**Instruction:** All lines below must be repeated exactly, with the pictures omitted.

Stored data
* * *

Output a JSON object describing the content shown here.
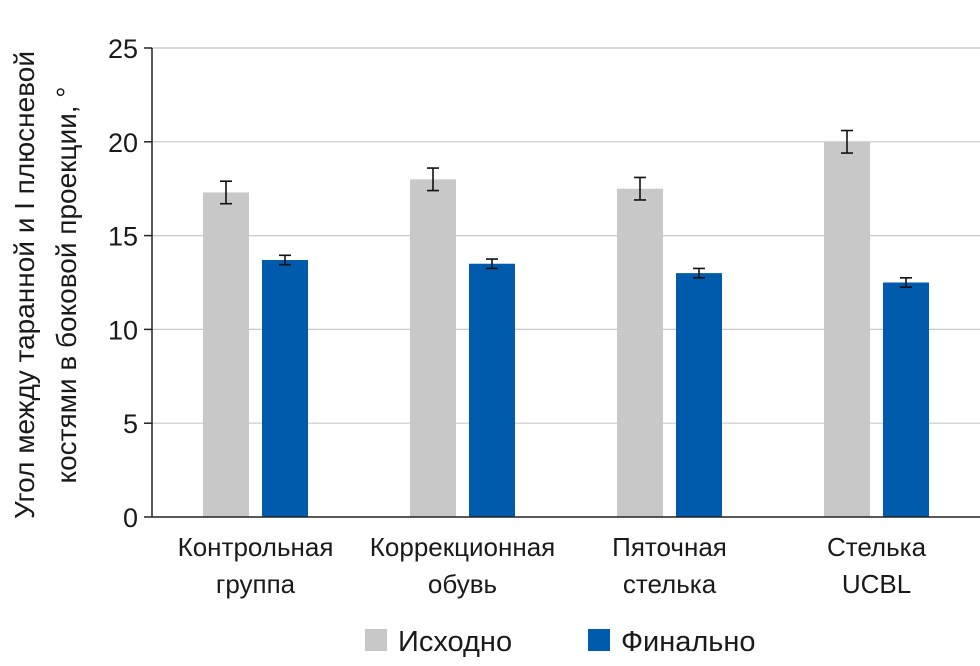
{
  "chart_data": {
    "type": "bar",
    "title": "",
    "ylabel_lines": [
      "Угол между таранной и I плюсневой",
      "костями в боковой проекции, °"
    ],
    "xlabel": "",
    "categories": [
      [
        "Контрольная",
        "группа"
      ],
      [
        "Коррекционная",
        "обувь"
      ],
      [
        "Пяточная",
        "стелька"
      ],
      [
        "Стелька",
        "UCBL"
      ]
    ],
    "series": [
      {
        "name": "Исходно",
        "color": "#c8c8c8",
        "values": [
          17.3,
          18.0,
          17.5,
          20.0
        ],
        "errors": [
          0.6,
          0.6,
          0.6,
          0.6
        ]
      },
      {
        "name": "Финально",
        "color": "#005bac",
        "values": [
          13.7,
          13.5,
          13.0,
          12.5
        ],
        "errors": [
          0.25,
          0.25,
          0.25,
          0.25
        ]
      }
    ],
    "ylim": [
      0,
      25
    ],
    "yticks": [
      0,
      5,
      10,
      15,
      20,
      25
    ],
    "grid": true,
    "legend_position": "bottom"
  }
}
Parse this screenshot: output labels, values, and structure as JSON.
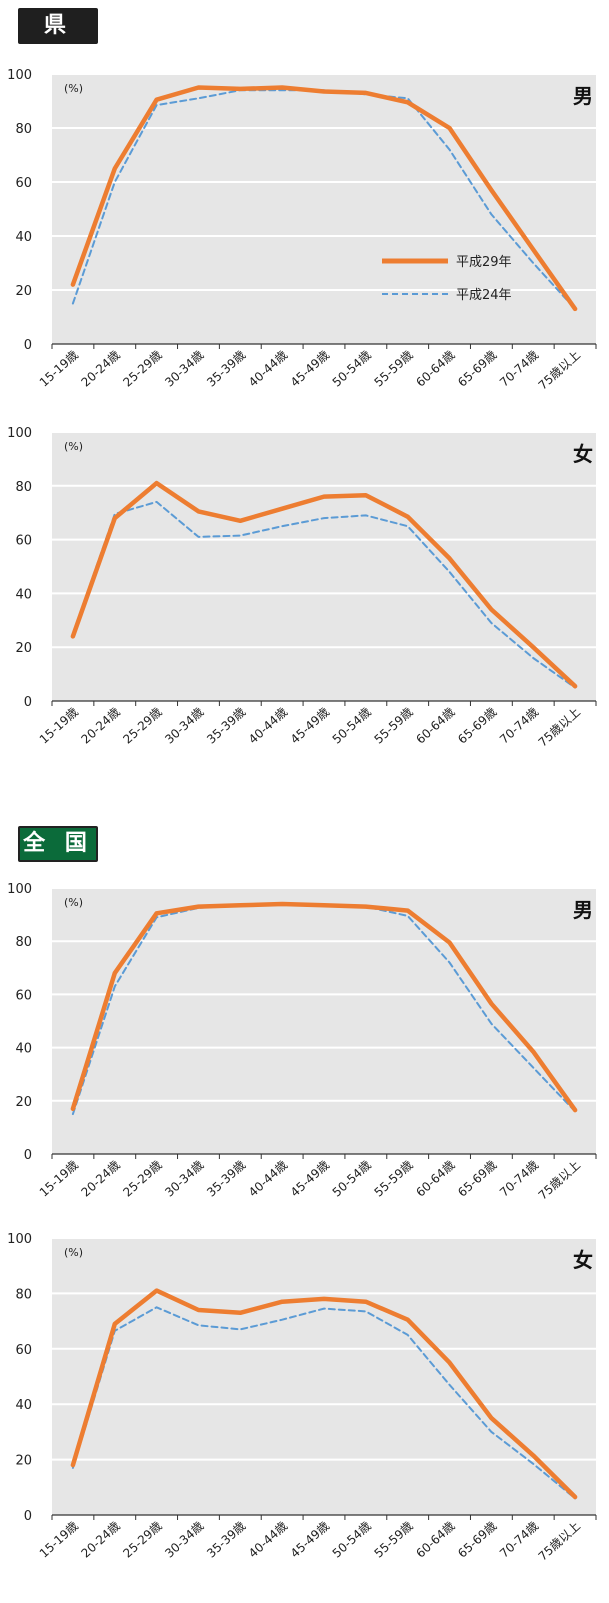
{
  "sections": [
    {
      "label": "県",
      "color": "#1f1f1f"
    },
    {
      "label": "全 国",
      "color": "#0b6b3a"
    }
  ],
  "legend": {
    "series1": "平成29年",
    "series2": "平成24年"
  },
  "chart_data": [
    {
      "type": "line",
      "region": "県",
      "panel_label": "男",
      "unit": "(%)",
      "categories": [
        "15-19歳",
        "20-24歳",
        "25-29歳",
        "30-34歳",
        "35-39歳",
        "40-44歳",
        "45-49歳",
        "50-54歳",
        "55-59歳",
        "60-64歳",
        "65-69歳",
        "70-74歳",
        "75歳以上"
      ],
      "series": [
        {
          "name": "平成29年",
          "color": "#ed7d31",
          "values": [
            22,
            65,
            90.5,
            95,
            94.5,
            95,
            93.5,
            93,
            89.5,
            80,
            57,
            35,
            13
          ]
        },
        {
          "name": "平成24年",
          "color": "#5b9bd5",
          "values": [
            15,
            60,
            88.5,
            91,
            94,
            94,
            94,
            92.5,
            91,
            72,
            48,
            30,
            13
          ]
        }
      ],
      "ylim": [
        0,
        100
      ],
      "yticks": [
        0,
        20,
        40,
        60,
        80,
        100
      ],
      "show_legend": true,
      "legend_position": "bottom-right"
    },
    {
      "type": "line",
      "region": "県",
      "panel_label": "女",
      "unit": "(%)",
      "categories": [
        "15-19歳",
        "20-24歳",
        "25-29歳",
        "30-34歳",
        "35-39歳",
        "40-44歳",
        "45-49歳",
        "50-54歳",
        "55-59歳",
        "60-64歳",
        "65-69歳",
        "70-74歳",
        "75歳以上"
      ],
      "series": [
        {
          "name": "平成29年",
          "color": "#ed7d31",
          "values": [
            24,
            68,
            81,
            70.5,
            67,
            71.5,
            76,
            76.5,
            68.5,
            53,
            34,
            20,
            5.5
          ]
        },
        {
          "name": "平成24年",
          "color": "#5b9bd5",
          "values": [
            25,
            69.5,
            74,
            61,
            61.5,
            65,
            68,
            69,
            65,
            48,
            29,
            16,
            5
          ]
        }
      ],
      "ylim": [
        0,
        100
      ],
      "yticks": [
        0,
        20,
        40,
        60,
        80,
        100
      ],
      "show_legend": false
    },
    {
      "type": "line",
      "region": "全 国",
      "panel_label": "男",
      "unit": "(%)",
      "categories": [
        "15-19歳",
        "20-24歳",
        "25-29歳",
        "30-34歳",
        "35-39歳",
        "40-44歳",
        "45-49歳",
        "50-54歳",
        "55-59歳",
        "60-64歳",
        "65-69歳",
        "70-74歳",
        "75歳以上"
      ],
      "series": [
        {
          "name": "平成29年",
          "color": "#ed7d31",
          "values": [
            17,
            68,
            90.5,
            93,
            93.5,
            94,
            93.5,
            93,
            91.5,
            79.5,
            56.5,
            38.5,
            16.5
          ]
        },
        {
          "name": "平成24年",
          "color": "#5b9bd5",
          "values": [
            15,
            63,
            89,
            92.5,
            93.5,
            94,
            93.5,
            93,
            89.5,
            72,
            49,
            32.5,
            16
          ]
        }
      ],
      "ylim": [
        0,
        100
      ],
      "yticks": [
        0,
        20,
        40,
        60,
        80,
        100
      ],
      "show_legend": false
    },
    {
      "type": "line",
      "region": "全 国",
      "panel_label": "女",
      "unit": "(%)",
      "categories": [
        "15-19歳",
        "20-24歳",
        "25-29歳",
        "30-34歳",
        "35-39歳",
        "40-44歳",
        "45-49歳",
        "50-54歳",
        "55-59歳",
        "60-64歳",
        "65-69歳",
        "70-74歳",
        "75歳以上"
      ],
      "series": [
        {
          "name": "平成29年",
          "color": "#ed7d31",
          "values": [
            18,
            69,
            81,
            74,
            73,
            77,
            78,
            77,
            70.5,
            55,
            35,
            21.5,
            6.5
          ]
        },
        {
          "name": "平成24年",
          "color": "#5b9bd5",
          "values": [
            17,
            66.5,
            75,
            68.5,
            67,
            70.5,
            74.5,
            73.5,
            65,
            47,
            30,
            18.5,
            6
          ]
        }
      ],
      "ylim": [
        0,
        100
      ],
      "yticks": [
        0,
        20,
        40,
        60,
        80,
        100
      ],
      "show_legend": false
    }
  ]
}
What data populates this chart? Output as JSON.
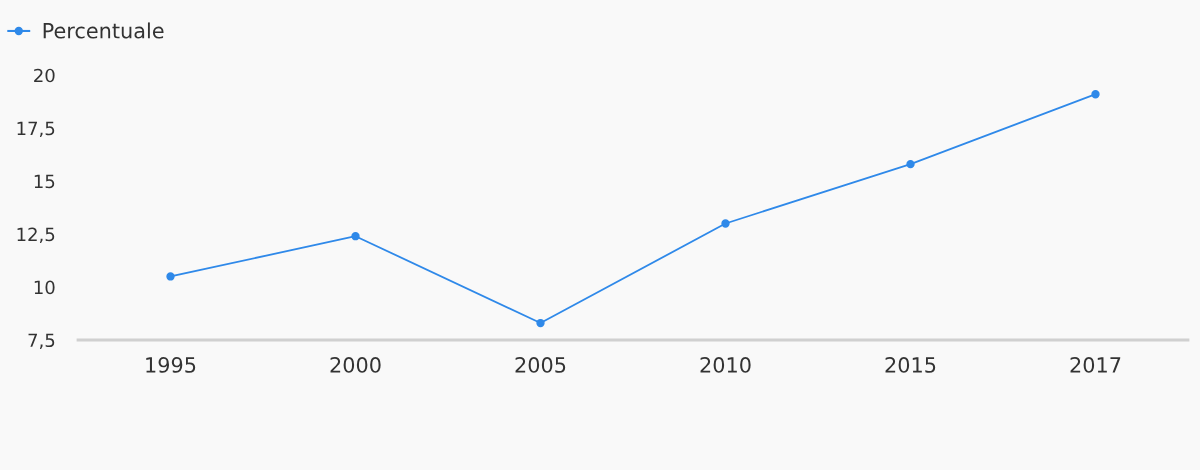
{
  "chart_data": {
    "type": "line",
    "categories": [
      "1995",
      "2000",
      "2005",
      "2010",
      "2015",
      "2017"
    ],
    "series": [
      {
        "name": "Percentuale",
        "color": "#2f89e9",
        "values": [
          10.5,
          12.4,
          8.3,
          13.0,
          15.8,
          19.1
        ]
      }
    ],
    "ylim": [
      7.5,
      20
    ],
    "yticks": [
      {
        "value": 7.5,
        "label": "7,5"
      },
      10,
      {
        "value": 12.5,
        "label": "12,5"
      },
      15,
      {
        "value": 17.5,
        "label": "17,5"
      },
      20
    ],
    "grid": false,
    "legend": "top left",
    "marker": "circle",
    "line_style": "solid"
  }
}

* * *

**Exercise response:**
Output a JSON object describing the content shown here.
{
  "chart_data": {
    "type": "bar",
    "title": "",
    "ylabel_lines": [
      "Угол между таранной и I плюсневой",
      "костями в боковой проекции, °"
    ],
    "xlabel": "",
    "categories": [
      [
        "Контрольная",
        "группа"
      ],
      [
        "Коррекционная",
        "обувь"
      ],
      [
        "Пяточная",
        "стелька"
      ],
      [
        "Стелька",
        "UCBL"
      ]
    ],
    "series": [
      {
        "name": "Исходно",
        "color": "#c8c8c8",
        "values": [
          17.3,
          18.0,
          17.5,
          20.0
        ],
        "errors": [
          0.6,
          0.6,
          0.6,
          0.6
        ]
      },
      {
        "name": "Финально",
        "color": "#005bac",
        "values": [
          13.7,
          13.5,
          13.0,
          12.5
        ],
        "errors": [
          0.25,
          0.25,
          0.25,
          0.25
        ]
      }
    ],
    "ylim": [
      0,
      25
    ],
    "yticks": [
      0,
      5,
      10,
      15,
      20,
      25
    ],
    "grid": true,
    "legend_position": "bottom"
  }
}
Parse this screenshot: output labels, values, and structure as JSON.
{
  "sections": [
    {
      "label": "県",
      "color": "#1f1f1f"
    },
    {
      "label": "全 国",
      "color": "#0b6b3a"
    }
  ],
  "legend": {
    "series1": "平成29年",
    "series2": "平成24年"
  },
  "chart_data": [
    {
      "type": "line",
      "region": "県",
      "panel_label": "男",
      "unit": "(%)",
      "categories": [
        "15-19歳",
        "20-24歳",
        "25-29歳",
        "30-34歳",
        "35-39歳",
        "40-44歳",
        "45-49歳",
        "50-54歳",
        "55-59歳",
        "60-64歳",
        "65-69歳",
        "70-74歳",
        "75歳以上"
      ],
      "series": [
        {
          "name": "平成29年",
          "color": "#ed7d31",
          "values": [
            22,
            65,
            90.5,
            95,
            94.5,
            95,
            93.5,
            93,
            89.5,
            80,
            57,
            35,
            13
          ]
        },
        {
          "name": "平成24年",
          "color": "#5b9bd5",
          "values": [
            15,
            60,
            88.5,
            91,
            94,
            94,
            94,
            92.5,
            91,
            72,
            48,
            30,
            13
          ]
        }
      ],
      "ylim": [
        0,
        100
      ],
      "yticks": [
        0,
        20,
        40,
        60,
        80,
        100
      ],
      "show_legend": true,
      "legend_position": "bottom-right"
    },
    {
      "type": "line",
      "region": "県",
      "panel_label": "女",
      "unit": "(%)",
      "categories": [
        "15-19歳",
        "20-24歳",
        "25-29歳",
        "30-34歳",
        "35-39歳",
        "40-44歳",
        "45-49歳",
        "50-54歳",
        "55-59歳",
        "60-64歳",
        "65-69歳",
        "70-74歳",
        "75歳以上"
      ],
      "series": [
        {
          "name": "平成29年",
          "color": "#ed7d31",
          "values": [
            24,
            68,
            81,
            70.5,
            67,
            71.5,
            76,
            76.5,
            68.5,
            53,
            34,
            20,
            5.5
          ]
        },
        {
          "name": "平成24年",
          "color": "#5b9bd5",
          "values": [
            25,
            69.5,
            74,
            61,
            61.5,
            65,
            68,
            69,
            65,
            48,
            29,
            16,
            5
          ]
        }
      ],
      "ylim": [
        0,
        100
      ],
      "yticks": [
        0,
        20,
        40,
        60,
        80,
        100
      ],
      "show_legend": false
    },
    {
      "type": "line",
      "region": "全 国",
      "panel_label": "男",
      "unit": "(%)",
      "categories": [
        "15-19歳",
        "20-24歳",
        "25-29歳",
        "30-34歳",
        "35-39歳",
        "40-44歳",
        "45-49歳",
        "50-54歳",
        "55-59歳",
        "60-64歳",
        "65-69歳",
        "70-74歳",
        "75歳以上"
      ],
      "series": [
        {
          "name": "平成29年",
          "color": "#ed7d31",
          "values": [
            17,
            68,
            90.5,
            93,
            93.5,
            94,
            93.5,
            93,
            91.5,
            79.5,
            56.5,
            38.5,
            16.5
          ]
        },
        {
          "name": "平成24年",
          "color": "#5b9bd5",
          "values": [
            15,
            63,
            89,
            92.5,
            93.5,
            94,
            93.5,
            93,
            89.5,
            72,
            49,
            32.5,
            16
          ]
        }
      ],
      "ylim": [
        0,
        100
      ],
      "yticks": [
        0,
        20,
        40,
        60,
        80,
        100
      ],
      "show_legend": false
    },
    {
      "type": "line",
      "region": "全 国",
      "panel_label": "女",
      "unit": "(%)",
      "categories": [
        "15-19歳",
        "20-24歳",
        "25-29歳",
        "30-34歳",
        "35-39歳",
        "40-44歳",
        "45-49歳",
        "50-54歳",
        "55-59歳",
        "60-64歳",
        "65-69歳",
        "70-74歳",
        "75歳以上"
      ],
      "series": [
        {
          "name": "平成29年",
          "color": "#ed7d31",
          "values": [
            18,
            69,
            81,
            74,
            73,
            77,
            78,
            77,
            70.5,
            55,
            35,
            21.5,
            6.5
          ]
        },
        {
          "name": "平成24年",
          "color": "#5b9bd5",
          "values": [
            17,
            66.5,
            75,
            68.5,
            67,
            70.5,
            74.5,
            73.5,
            65,
            47,
            30,
            18.5,
            6
          ]
        }
      ],
      "ylim": [
        0,
        100
      ],
      "yticks": [
        0,
        20,
        40,
        60,
        80,
        100
      ],
      "show_legend": false
    }
  ]
}
What data populates this chart? Output as JSON.
{
  "chart_data": {
    "type": "line",
    "categories": [
      "1995",
      "2000",
      "2005",
      "2010",
      "2015",
      "2017"
    ],
    "series": [
      {
        "name": "Percentuale",
        "color": "#2f89e9",
        "values": [
          10.5,
          12.4,
          8.3,
          13.0,
          15.8,
          19.1
        ]
      }
    ],
    "ylim": [
      7.5,
      20
    ],
    "yticks": [
      {
        "value": 7.5,
        "label": "7,5"
      },
      10,
      {
        "value": 12.5,
        "label": "12,5"
      },
      15,
      {
        "value": 17.5,
        "label": "17,5"
      },
      20
    ],
    "grid": false,
    "legend": "top left",
    "marker": "circle",
    "line_style": "solid"
  }
}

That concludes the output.